(Exercise directions) Put the listing into a Markdown table with the columns Row and Entry, numbering each line and omitting blank lines. Begin at the first line of the listing and stop after the line that contains "y-left-tick-label: 20 <box>100".

(Data in this exercise)
────────────────────

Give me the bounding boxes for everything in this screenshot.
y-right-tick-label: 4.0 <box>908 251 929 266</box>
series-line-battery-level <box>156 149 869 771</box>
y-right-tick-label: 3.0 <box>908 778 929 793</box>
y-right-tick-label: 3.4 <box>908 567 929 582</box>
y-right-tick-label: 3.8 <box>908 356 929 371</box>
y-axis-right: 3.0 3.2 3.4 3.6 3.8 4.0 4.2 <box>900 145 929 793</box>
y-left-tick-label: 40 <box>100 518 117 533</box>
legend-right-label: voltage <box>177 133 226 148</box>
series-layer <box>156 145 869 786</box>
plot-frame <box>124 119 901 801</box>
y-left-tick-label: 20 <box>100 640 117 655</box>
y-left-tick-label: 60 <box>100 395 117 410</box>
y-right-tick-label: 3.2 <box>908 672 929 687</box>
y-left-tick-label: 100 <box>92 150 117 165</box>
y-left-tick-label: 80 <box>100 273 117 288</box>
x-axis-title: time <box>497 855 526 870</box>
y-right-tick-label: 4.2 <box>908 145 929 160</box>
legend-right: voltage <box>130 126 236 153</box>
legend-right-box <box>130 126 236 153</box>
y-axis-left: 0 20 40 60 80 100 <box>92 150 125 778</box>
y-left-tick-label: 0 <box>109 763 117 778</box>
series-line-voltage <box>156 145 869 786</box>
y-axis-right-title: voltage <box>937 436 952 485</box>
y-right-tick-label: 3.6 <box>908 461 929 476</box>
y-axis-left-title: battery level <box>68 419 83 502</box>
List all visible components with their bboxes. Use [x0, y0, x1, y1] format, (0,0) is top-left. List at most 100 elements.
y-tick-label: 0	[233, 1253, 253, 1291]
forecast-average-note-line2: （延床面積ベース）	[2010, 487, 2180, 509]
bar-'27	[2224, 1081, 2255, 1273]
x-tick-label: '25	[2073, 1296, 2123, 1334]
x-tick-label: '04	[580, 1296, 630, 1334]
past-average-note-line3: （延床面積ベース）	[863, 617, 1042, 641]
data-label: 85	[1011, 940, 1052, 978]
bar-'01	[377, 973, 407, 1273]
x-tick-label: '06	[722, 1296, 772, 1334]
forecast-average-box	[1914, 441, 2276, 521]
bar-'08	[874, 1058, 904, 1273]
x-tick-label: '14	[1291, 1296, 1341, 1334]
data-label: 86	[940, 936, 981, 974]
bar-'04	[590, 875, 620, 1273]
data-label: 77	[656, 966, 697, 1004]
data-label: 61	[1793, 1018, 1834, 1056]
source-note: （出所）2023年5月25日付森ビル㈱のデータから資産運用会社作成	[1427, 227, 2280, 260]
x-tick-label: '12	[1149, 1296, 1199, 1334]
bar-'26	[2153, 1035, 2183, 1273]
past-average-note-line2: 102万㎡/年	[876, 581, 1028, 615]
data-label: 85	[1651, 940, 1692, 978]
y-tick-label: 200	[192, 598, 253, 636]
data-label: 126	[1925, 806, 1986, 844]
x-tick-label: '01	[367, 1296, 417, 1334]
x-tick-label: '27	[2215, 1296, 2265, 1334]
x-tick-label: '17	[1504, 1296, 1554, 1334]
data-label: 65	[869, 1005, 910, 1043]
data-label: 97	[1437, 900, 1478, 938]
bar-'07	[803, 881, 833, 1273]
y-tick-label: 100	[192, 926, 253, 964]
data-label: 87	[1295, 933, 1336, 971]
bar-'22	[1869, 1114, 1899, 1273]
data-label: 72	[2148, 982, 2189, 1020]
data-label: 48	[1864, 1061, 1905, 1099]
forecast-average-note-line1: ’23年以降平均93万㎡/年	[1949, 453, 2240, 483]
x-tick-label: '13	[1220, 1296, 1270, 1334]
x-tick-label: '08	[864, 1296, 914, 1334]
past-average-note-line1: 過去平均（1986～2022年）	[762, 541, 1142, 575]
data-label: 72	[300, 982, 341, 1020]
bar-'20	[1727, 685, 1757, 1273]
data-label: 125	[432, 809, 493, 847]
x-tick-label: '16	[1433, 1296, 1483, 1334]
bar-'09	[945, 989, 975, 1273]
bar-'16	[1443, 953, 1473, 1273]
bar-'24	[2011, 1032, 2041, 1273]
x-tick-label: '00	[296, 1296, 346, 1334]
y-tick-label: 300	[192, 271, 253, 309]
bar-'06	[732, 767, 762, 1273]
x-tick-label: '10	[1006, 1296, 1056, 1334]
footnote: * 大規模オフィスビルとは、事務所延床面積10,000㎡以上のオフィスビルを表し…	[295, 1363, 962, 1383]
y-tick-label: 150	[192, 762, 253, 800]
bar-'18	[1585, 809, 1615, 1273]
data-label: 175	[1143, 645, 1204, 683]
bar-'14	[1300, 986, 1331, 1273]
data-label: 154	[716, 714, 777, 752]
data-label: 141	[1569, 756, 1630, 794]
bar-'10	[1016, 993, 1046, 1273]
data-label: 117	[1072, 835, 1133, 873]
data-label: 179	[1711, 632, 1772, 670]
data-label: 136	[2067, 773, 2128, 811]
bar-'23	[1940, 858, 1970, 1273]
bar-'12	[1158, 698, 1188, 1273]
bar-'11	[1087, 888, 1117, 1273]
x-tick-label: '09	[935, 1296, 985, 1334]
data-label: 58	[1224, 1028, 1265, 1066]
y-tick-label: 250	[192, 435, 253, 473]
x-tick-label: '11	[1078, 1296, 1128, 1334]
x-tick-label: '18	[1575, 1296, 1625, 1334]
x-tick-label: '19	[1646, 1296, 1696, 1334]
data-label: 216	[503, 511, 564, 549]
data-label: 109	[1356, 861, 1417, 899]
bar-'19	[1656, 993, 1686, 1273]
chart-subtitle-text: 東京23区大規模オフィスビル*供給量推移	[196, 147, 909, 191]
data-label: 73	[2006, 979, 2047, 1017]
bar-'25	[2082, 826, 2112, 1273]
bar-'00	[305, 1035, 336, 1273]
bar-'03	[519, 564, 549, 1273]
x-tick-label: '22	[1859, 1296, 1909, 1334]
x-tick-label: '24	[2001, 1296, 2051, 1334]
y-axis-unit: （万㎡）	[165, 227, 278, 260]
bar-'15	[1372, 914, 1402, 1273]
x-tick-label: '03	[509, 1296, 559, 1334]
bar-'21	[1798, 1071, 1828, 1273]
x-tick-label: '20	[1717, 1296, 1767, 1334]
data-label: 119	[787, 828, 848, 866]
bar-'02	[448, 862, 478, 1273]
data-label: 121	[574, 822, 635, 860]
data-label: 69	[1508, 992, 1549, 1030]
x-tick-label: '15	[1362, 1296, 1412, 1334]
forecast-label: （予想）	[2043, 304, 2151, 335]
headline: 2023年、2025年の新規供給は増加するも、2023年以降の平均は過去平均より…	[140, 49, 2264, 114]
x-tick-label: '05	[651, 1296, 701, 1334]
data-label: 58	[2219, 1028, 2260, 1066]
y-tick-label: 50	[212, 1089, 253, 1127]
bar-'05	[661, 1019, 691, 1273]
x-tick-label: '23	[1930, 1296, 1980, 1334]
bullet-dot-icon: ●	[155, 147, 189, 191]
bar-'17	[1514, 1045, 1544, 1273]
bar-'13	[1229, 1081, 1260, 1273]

────────────────────

(Solution below)
| Row | Entry |
|---|---|
| 1 | Give me the bounding boxes for everything in this screenshot. |
| 2 | y-right-tick-label: 4.0 <box>908 251 929 266</box> |
| 3 | series-line-battery-level <box>156 149 869 771</box> |
| 4 | y-right-tick-label: 3.0 <box>908 778 929 793</box> |
| 5 | y-right-tick-label: 3.4 <box>908 567 929 582</box> |
| 6 | y-right-tick-label: 3.8 <box>908 356 929 371</box> |
| 7 | y-axis-right: 3.0 3.2 3.4 3.6 3.8 4.0 4.2 <box>900 145 929 793</box> |
| 8 | y-left-tick-label: 40 <box>100 518 117 533</box> |
| 9 | legend-right-label: voltage <box>177 133 226 148</box> |
| 10 | series-layer <box>156 145 869 786</box> |
| 11 | plot-frame <box>124 119 901 801</box> |
| 12 | y-left-tick-label: 20 <box>100 640 117 655</box> |